Part of a data file
+++++

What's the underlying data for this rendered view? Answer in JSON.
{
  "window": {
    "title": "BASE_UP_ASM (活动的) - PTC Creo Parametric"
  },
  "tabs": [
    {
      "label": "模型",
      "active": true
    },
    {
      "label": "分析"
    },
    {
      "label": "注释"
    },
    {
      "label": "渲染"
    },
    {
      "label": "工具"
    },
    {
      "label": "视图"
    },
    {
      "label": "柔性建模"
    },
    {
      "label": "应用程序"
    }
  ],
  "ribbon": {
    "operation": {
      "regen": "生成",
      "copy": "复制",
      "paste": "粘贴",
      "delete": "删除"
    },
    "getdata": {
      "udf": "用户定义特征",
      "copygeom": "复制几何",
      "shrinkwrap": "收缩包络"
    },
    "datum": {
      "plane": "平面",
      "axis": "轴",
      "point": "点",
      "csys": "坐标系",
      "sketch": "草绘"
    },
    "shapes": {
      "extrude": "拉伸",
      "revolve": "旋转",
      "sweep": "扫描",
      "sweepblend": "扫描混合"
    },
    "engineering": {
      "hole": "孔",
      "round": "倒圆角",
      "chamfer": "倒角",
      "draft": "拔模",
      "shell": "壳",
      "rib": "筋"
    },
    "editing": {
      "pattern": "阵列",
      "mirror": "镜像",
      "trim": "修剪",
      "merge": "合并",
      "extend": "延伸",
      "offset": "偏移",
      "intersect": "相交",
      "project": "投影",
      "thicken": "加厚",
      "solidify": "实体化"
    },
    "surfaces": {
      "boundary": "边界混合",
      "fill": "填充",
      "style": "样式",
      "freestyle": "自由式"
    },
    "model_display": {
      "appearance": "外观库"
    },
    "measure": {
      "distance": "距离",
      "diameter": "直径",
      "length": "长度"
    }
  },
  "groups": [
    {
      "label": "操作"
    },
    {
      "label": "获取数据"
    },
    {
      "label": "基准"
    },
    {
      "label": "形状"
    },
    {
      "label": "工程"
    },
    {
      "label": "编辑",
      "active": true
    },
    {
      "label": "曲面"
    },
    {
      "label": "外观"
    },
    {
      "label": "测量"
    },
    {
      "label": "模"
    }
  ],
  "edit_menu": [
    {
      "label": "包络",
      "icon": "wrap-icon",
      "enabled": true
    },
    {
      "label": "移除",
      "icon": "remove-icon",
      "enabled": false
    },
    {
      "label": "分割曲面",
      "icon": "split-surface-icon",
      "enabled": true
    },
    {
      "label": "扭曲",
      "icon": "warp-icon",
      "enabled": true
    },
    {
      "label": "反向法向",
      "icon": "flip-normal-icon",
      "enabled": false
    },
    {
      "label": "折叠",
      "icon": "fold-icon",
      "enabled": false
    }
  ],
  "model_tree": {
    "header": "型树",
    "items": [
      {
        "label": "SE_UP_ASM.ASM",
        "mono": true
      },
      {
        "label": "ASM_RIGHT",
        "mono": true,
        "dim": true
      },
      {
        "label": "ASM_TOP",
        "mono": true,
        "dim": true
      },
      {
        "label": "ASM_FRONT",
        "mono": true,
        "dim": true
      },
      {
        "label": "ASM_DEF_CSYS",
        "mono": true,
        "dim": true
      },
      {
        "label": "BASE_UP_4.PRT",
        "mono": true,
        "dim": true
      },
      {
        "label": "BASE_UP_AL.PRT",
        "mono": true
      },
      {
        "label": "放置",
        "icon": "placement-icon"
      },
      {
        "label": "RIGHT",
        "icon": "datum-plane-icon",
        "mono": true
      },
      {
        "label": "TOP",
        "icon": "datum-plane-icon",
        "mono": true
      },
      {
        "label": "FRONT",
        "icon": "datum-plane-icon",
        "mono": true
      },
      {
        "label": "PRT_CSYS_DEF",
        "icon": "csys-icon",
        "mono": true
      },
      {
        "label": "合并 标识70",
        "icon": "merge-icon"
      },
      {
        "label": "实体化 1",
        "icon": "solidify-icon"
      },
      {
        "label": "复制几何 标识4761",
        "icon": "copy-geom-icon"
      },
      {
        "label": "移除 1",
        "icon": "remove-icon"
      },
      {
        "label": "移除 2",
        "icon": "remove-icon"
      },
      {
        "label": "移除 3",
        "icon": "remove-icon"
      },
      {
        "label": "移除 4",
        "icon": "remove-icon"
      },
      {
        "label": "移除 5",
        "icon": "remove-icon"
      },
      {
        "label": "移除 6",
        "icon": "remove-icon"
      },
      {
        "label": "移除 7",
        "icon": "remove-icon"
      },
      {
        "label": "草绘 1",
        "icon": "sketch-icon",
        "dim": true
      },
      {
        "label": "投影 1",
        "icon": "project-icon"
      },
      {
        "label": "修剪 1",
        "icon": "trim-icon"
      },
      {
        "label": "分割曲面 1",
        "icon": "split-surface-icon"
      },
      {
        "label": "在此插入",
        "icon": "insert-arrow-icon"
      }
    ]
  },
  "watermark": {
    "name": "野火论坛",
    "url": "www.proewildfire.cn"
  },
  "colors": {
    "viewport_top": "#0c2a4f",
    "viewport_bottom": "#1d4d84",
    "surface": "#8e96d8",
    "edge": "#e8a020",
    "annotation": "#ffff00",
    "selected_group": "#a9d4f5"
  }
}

+++++

● **Requirements**
Each line of the material should be echoed exactly.

● **Finished task**
What's the underlying data for this rendered view? Answer in JSON.
{
  "window": {
    "title": "BASE_UP_ASM (活动的) - PTC Creo Parametric"
  },
  "tabs": [
    {
      "label": "模型",
      "active": true
    },
    {
      "label": "分析"
    },
    {
      "label": "注释"
    },
    {
      "label": "渲染"
    },
    {
      "label": "工具"
    },
    {
      "label": "视图"
    },
    {
      "label": "柔性建模"
    },
    {
      "label": "应用程序"
    }
  ],
  "ribbon": {
    "operation": {
      "regen": "生成",
      "copy": "复制",
      "paste": "粘贴",
      "delete": "删除"
    },
    "getdata": {
      "udf": "用户定义特征",
      "copygeom": "复制几何",
      "shrinkwrap": "收缩包络"
    },
    "datum": {
      "plane": "平面",
      "axis": "轴",
      "point": "点",
      "csys": "坐标系",
      "sketch": "草绘"
    },
    "shapes": {
      "extrude": "拉伸",
      "revolve": "旋转",
      "sweep": "扫描",
      "sweepblend": "扫描混合"
    },
    "engineering": {
      "hole": "孔",
      "round": "倒圆角",
      "chamfer": "倒角",
      "draft": "拔模",
      "shell": "壳",
      "rib": "筋"
    },
    "editing": {
      "pattern": "阵列",
      "mirror": "镜像",
      "trim": "修剪",
      "merge": "合并",
      "extend": "延伸",
      "offset": "偏移",
      "intersect": "相交",
      "project": "投影",
      "thicken": "加厚",
      "solidify": "实体化"
    },
    "surfaces": {
      "boundary": "边界混合",
      "fill": "填充",
      "style": "样式",
      "freestyle": "自由式"
    },
    "model_display": {
      "appearance": "外观库"
    },
    "measure": {
      "distance": "距离",
      "diameter": "直径",
      "length": "长度"
    }
  },
  "groups": [
    {
      "label": "操作"
    },
    {
      "label": "获取数据"
    },
    {
      "label": "基准"
    },
    {
      "label": "形状"
    },
    {
      "label": "工程"
    },
    {
      "label": "编辑",
      "active": true
    },
    {
      "label": "曲面"
    },
    {
      "label": "外观"
    },
    {
      "label": "测量"
    },
    {
      "label": "模"
    }
  ],
  "edit_menu": [
    {
      "label": "包络",
      "icon": "wrap-icon",
      "enabled": true
    },
    {
      "label": "移除",
      "icon": "remove-icon",
      "enabled": false
    },
    {
      "label": "分割曲面",
      "icon": "split-surface-icon",
      "enabled": true
    },
    {
      "label": "扭曲",
      "icon": "warp-icon",
      "enabled": true
    },
    {
      "label": "反向法向",
      "icon": "flip-normal-icon",
      "enabled": false
    },
    {
      "label": "折叠",
      "icon": "fold-icon",
      "enabled": false
    }
  ],
  "model_tree": {
    "header": "型树",
    "items": [
      {
        "label": "SE_UP_ASM.ASM",
        "mono": true
      },
      {
        "label": "ASM_RIGHT",
        "mono": true,
        "dim": true
      },
      {
        "label": "ASM_TOP",
        "mono": true,
        "dim": true
      },
      {
        "label": "ASM_FRONT",
        "mono": true,
        "dim": true
      },
      {
        "label": "ASM_DEF_CSYS",
        "mono": true,
        "dim": true
      },
      {
        "label": "BASE_UP_4.PRT",
        "mono": true,
        "dim": true
      },
      {
        "label": "BASE_UP_AL.PRT",
        "mono": true
      },
      {
        "label": "放置",
        "icon": "placement-icon"
      },
      {
        "label": "RIGHT",
        "icon": "datum-plane-icon",
        "mono": true
      },
      {
        "label": "TOP",
        "icon": "datum-plane-icon",
        "mono": true
      },
      {
        "label": "FRONT",
        "icon": "datum-plane-icon",
        "mono": true
      },
      {
        "label": "PRT_CSYS_DEF",
        "icon": "csys-icon",
        "mono": true
      },
      {
        "label": "合并 标识70",
        "icon": "merge-icon"
      },
      {
        "label": "实体化 1",
        "icon": "solidify-icon"
      },
      {
        "label": "复制几何 标识4761",
        "icon": "copy-geom-icon"
      },
      {
        "label": "移除 1",
        "icon": "remove-icon"
      },
      {
        "label": "移除 2",
        "icon": "remove-icon"
      },
      {
        "label": "移除 3",
        "icon": "remove-icon"
      },
      {
        "label": "移除 4",
        "icon": "remove-icon"
      },
      {
        "label": "移除 5",
        "icon": "remove-icon"
      },
      {
        "label": "移除 6",
        "icon": "remove-icon"
      },
      {
        "label": "移除 7",
        "icon": "remove-icon"
      },
      {
        "label": "草绘 1",
        "icon": "sketch-icon",
        "dim": true
      },
      {
        "label": "投影 1",
        "icon": "project-icon"
      },
      {
        "label": "修剪 1",
        "icon": "trim-icon"
      },
      {
        "label": "分割曲面 1",
        "icon": "split-surface-icon"
      },
      {
        "label": "在此插入",
        "icon": "insert-arrow-icon"
      }
    ]
  },
  "watermark": {
    "name": "野火论坛",
    "url": "www.proewildfire.cn"
  },
  "colors": {
    "viewport_top": "#0c2a4f",
    "viewport_bottom": "#1d4d84",
    "surface": "#8e96d8",
    "edge": "#e8a020",
    "annotation": "#ffff00",
    "selected_group": "#a9d4f5"
  }
}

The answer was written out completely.